=== Material for this task ===
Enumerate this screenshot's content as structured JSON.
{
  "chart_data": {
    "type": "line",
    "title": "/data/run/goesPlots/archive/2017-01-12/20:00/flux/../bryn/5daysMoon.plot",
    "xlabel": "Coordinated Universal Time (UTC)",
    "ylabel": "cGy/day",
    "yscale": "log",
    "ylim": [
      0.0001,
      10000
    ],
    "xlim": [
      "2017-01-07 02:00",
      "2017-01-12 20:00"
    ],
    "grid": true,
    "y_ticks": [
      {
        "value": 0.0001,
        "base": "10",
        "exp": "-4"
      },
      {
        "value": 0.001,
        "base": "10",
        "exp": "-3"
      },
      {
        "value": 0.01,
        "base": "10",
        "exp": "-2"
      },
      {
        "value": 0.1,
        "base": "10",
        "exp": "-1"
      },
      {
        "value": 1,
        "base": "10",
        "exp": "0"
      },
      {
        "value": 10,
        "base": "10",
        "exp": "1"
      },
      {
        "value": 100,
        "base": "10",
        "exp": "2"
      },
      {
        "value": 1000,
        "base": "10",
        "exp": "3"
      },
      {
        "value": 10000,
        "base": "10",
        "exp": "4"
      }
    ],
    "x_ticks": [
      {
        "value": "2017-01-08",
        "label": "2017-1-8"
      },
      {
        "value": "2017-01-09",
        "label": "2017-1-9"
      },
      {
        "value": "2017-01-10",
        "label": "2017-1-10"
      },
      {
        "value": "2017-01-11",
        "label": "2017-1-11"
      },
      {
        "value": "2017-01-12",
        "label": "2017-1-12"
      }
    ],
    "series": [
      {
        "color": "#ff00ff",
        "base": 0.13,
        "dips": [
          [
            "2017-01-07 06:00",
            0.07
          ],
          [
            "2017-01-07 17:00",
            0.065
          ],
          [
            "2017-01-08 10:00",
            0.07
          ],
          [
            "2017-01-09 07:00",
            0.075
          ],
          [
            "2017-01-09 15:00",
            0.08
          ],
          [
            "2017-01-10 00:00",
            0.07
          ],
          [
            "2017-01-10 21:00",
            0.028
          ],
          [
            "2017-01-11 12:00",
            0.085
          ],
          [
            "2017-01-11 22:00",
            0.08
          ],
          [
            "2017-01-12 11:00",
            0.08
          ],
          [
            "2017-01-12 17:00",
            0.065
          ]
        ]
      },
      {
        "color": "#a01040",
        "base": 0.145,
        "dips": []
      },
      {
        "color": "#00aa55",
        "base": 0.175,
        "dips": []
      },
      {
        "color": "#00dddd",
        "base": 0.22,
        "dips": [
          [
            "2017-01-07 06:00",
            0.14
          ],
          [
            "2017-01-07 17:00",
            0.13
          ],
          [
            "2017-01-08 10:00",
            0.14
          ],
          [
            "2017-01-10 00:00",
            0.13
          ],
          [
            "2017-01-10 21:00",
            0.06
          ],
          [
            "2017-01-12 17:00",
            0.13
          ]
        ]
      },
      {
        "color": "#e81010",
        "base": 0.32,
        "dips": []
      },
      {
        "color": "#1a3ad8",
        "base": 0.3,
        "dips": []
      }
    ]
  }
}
===
**Instruction:** Output all of the material exactly as written.

**The response:**
Enumerate this screenshot's content as structured JSON.
{
  "chart_data": {
    "type": "line",
    "title": "/data/run/goesPlots/archive/2017-01-12/20:00/flux/../bryn/5daysMoon.plot",
    "xlabel": "Coordinated Universal Time (UTC)",
    "ylabel": "cGy/day",
    "yscale": "log",
    "ylim": [
      0.0001,
      10000
    ],
    "xlim": [
      "2017-01-07 02:00",
      "2017-01-12 20:00"
    ],
    "grid": true,
    "y_ticks": [
      {
        "value": 0.0001,
        "base": "10",
        "exp": "-4"
      },
      {
        "value": 0.001,
        "base": "10",
        "exp": "-3"
      },
      {
        "value": 0.01,
        "base": "10",
        "exp": "-2"
      },
      {
        "value": 0.1,
        "base": "10",
        "exp": "-1"
      },
      {
        "value": 1,
        "base": "10",
        "exp": "0"
      },
      {
        "value": 10,
        "base": "10",
        "exp": "1"
      },
      {
        "value": 100,
        "base": "10",
        "exp": "2"
      },
      {
        "value": 1000,
        "base": "10",
        "exp": "3"
      },
      {
        "value": 10000,
        "base": "10",
        "exp": "4"
      }
    ],
    "x_ticks": [
      {
        "value": "2017-01-08",
        "label": "2017-1-8"
      },
      {
        "value": "2017-01-09",
        "label": "2017-1-9"
      },
      {
        "value": "2017-01-10",
        "label": "2017-1-10"
      },
      {
        "value": "2017-01-11",
        "label": "2017-1-11"
      },
      {
        "value": "2017-01-12",
        "label": "2017-1-12"
      }
    ],
    "series": [
      {
        "color": "#ff00ff",
        "base": 0.13,
        "dips": [
          [
            "2017-01-07 06:00",
            0.07
          ],
          [
            "2017-01-07 17:00",
            0.065
          ],
          [
            "2017-01-08 10:00",
            0.07
          ],
          [
            "2017-01-09 07:00",
            0.075
          ],
          [
            "2017-01-09 15:00",
            0.08
          ],
          [
            "2017-01-10 00:00",
            0.07
          ],
          [
            "2017-01-10 21:00",
            0.028
          ],
          [
            "2017-01-11 12:00",
            0.085
          ],
          [
            "2017-01-11 22:00",
            0.08
          ],
          [
            "2017-01-12 11:00",
            0.08
          ],
          [
            "2017-01-12 17:00",
            0.065
          ]
        ]
      },
      {
        "color": "#a01040",
        "base": 0.145,
        "dips": []
      },
      {
        "color": "#00aa55",
        "base": 0.175,
        "dips": []
      },
      {
        "color": "#00dddd",
        "base": 0.22,
        "dips": [
          [
            "2017-01-07 06:00",
            0.14
          ],
          [
            "2017-01-07 17:00",
            0.13
          ],
          [
            "2017-01-08 10:00",
            0.14
          ],
          [
            "2017-01-10 00:00",
            0.13
          ],
          [
            "2017-01-10 21:00",
            0.06
          ],
          [
            "2017-01-12 17:00",
            0.13
          ]
        ]
      },
      {
        "color": "#e81010",
        "base": 0.32,
        "dips": []
      },
      {
        "color": "#1a3ad8",
        "base": 0.3,
        "dips": []
      }
    ]
  }
}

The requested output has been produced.